• **Input rows**
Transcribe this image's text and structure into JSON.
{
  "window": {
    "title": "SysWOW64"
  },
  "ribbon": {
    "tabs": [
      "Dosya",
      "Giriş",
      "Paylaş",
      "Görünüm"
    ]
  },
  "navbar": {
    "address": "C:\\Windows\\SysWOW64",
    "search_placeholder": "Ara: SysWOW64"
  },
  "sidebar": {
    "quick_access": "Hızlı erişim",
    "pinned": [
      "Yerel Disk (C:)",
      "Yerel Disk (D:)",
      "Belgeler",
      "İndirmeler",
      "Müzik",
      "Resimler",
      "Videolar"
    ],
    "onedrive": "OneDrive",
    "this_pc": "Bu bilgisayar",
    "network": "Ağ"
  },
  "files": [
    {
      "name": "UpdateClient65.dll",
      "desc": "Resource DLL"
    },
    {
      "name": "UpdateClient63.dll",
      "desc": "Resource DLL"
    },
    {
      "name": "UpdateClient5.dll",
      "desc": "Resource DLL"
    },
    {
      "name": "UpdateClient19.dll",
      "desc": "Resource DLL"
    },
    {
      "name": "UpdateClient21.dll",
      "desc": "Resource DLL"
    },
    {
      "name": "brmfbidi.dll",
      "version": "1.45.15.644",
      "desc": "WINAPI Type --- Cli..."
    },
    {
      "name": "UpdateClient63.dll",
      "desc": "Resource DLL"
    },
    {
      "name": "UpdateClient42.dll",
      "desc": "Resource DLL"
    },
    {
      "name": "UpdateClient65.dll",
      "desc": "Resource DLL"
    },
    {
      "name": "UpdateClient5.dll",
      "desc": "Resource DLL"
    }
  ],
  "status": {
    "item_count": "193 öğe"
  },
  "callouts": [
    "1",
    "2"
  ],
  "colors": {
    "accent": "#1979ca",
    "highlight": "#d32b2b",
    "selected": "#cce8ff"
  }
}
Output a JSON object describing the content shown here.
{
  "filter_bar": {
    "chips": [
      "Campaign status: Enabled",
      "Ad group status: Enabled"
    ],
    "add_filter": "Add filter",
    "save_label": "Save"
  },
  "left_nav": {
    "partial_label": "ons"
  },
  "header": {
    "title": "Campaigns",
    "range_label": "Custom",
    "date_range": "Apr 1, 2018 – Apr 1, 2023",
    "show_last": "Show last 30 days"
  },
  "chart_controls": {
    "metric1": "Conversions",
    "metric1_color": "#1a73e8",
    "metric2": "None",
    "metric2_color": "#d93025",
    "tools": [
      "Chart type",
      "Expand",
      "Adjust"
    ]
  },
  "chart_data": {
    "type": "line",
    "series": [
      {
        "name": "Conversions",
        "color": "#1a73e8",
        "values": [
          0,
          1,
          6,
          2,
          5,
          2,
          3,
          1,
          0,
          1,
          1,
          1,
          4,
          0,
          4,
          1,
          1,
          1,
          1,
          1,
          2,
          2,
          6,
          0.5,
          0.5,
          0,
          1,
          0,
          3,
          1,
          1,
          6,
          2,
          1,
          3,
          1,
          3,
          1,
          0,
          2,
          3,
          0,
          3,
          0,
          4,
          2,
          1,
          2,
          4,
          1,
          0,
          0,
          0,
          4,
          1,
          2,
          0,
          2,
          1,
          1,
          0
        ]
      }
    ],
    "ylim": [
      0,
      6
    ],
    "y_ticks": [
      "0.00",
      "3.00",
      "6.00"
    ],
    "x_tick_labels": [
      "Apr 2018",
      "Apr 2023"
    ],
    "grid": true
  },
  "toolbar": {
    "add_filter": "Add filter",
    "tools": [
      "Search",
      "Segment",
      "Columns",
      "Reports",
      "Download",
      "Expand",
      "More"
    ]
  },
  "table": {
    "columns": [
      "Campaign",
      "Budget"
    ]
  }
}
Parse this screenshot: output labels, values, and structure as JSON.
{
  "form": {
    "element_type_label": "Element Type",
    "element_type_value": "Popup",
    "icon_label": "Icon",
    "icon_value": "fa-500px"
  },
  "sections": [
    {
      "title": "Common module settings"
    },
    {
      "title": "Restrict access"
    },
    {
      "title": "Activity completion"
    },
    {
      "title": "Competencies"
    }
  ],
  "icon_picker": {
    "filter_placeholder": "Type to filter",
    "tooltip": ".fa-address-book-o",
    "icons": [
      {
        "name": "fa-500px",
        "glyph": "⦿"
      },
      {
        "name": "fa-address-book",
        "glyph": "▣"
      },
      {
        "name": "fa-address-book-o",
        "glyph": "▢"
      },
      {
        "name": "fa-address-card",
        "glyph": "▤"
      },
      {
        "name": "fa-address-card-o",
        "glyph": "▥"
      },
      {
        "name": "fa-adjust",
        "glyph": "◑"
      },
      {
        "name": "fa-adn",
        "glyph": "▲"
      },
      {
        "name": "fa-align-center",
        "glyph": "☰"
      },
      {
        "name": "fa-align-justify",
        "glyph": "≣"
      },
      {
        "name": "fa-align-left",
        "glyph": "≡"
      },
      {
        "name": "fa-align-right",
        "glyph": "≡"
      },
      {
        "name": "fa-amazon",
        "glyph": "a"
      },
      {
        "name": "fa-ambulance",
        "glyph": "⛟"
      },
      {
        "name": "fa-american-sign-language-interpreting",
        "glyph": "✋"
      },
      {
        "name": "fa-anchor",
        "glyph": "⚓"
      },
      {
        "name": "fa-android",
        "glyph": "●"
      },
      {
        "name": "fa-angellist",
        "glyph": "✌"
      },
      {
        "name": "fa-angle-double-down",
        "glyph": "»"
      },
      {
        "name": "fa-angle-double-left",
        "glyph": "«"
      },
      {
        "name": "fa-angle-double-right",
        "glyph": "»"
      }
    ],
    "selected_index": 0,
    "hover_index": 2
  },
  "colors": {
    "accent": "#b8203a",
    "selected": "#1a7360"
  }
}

• **Task goal**
Please quote the data above in full, with no line missing.

• **Expected answer**
Transcribe this image's text and structure into JSON.
{
  "window": {
    "title": "SysWOW64"
  },
  "ribbon": {
    "tabs": [
      "Dosya",
      "Giriş",
      "Paylaş",
      "Görünüm"
    ]
  },
  "navbar": {
    "address": "C:\\Windows\\SysWOW64",
    "search_placeholder": "Ara: SysWOW64"
  },
  "sidebar": {
    "quick_access": "Hızlı erişim",
    "pinned": [
      "Yerel Disk (C:)",
      "Yerel Disk (D:)",
      "Belgeler",
      "İndirmeler",
      "Müzik",
      "Resimler",
      "Videolar"
    ],
    "onedrive": "OneDrive",
    "this_pc": "Bu bilgisayar",
    "network": "Ağ"
  },
  "files": [
    {
      "name": "UpdateClient65.dll",
      "desc": "Resource DLL"
    },
    {
      "name": "UpdateClient63.dll",
      "desc": "Resource DLL"
    },
    {
      "name": "UpdateClient5.dll",
      "desc": "Resource DLL"
    },
    {
      "name": "UpdateClient19.dll",
      "desc": "Resource DLL"
    },
    {
      "name": "UpdateClient21.dll",
      "desc": "Resource DLL"
    },
    {
      "name": "brmfbidi.dll",
      "version": "1.45.15.644",
      "desc": "WINAPI Type --- Cli..."
    },
    {
      "name": "UpdateClient63.dll",
      "desc": "Resource DLL"
    },
    {
      "name": "UpdateClient42.dll",
      "desc": "Resource DLL"
    },
    {
      "name": "UpdateClient65.dll",
      "desc": "Resource DLL"
    },
    {
      "name": "UpdateClient5.dll",
      "desc": "Resource DLL"
    }
  ],
  "status": {
    "item_count": "193 öğe"
  },
  "callouts": [
    "1",
    "2"
  ],
  "colors": {
    "accent": "#1979ca",
    "highlight": "#d32b2b",
    "selected": "#cce8ff"
  }
}
Output a JSON object describing the content shown here.
{
  "filter_bar": {
    "chips": [
      "Campaign status: Enabled",
      "Ad group status: Enabled"
    ],
    "add_filter": "Add filter",
    "save_label": "Save"
  },
  "left_nav": {
    "partial_label": "ons"
  },
  "header": {
    "title": "Campaigns",
    "range_label": "Custom",
    "date_range": "Apr 1, 2018 – Apr 1, 2023",
    "show_last": "Show last 30 days"
  },
  "chart_controls": {
    "metric1": "Conversions",
    "metric1_color": "#1a73e8",
    "metric2": "None",
    "metric2_color": "#d93025",
    "tools": [
      "Chart type",
      "Expand",
      "Adjust"
    ]
  },
  "chart_data": {
    "type": "line",
    "series": [
      {
        "name": "Conversions",
        "color": "#1a73e8",
        "values": [
          0,
          1,
          6,
          2,
          5,
          2,
          3,
          1,
          0,
          1,
          1,
          1,
          4,
          0,
          4,
          1,
          1,
          1,
          1,
          1,
          2,
          2,
          6,
          0.5,
          0.5,
          0,
          1,
          0,
          3,
          1,
          1,
          6,
          2,
          1,
          3,
          1,
          3,
          1,
          0,
          2,
          3,
          0,
          3,
          0,
          4,
          2,
          1,
          2,
          4,
          1,
          0,
          0,
          0,
          4,
          1,
          2,
          0,
          2,
          1,
          1,
          0
        ]
      }
    ],
    "ylim": [
      0,
      6
    ],
    "y_ticks": [
      "0.00",
      "3.00",
      "6.00"
    ],
    "x_tick_labels": [
      "Apr 2018",
      "Apr 2023"
    ],
    "grid": true
  },
  "toolbar": {
    "add_filter": "Add filter",
    "tools": [
      "Search",
      "Segment",
      "Columns",
      "Reports",
      "Download",
      "Expand",
      "More"
    ]
  },
  "table": {
    "columns": [
      "Campaign",
      "Budget"
    ]
  }
}
Parse this screenshot: output labels, values, and structure as JSON.
{
  "form": {
    "element_type_label": "Element Type",
    "element_type_value": "Popup",
    "icon_label": "Icon",
    "icon_value": "fa-500px"
  },
  "sections": [
    {
      "title": "Common module settings"
    },
    {
      "title": "Restrict access"
    },
    {
      "title": "Activity completion"
    },
    {
      "title": "Competencies"
    }
  ],
  "icon_picker": {
    "filter_placeholder": "Type to filter",
    "tooltip": ".fa-address-book-o",
    "icons": [
      {
        "name": "fa-500px",
        "glyph": "⦿"
      },
      {
        "name": "fa-address-book",
        "glyph": "▣"
      },
      {
        "name": "fa-address-book-o",
        "glyph": "▢"
      },
      {
        "name": "fa-address-card",
        "glyph": "▤"
      },
      {
        "name": "fa-address-card-o",
        "glyph": "▥"
      },
      {
        "name": "fa-adjust",
        "glyph": "◑"
      },
      {
        "name": "fa-adn",
        "glyph": "▲"
      },
      {
        "name": "fa-align-center",
        "glyph": "☰"
      },
      {
        "name": "fa-align-justify",
        "glyph": "≣"
      },
      {
        "name": "fa-align-left",
        "glyph": "≡"
      },
      {
        "name": "fa-align-right",
        "glyph": "≡"
      },
      {
        "name": "fa-amazon",
        "glyph": "a"
      },
      {
        "name": "fa-ambulance",
        "glyph": "⛟"
      },
      {
        "name": "fa-american-sign-language-interpreting",
        "glyph": "✋"
      },
      {
        "name": "fa-anchor",
        "glyph": "⚓"
      },
      {
        "name": "fa-android",
        "glyph": "●"
      },
      {
        "name": "fa-angellist",
        "glyph": "✌"
      },
      {
        "name": "fa-angle-double-down",
        "glyph": "»"
      },
      {
        "name": "fa-angle-double-left",
        "glyph": "«"
      },
      {
        "name": "fa-angle-double-right",
        "glyph": "»"
      }
    ],
    "selected_index": 0,
    "hover_index": 2
  },
  "colors": {
    "accent": "#b8203a",
    "selected": "#1a7360"
  }
}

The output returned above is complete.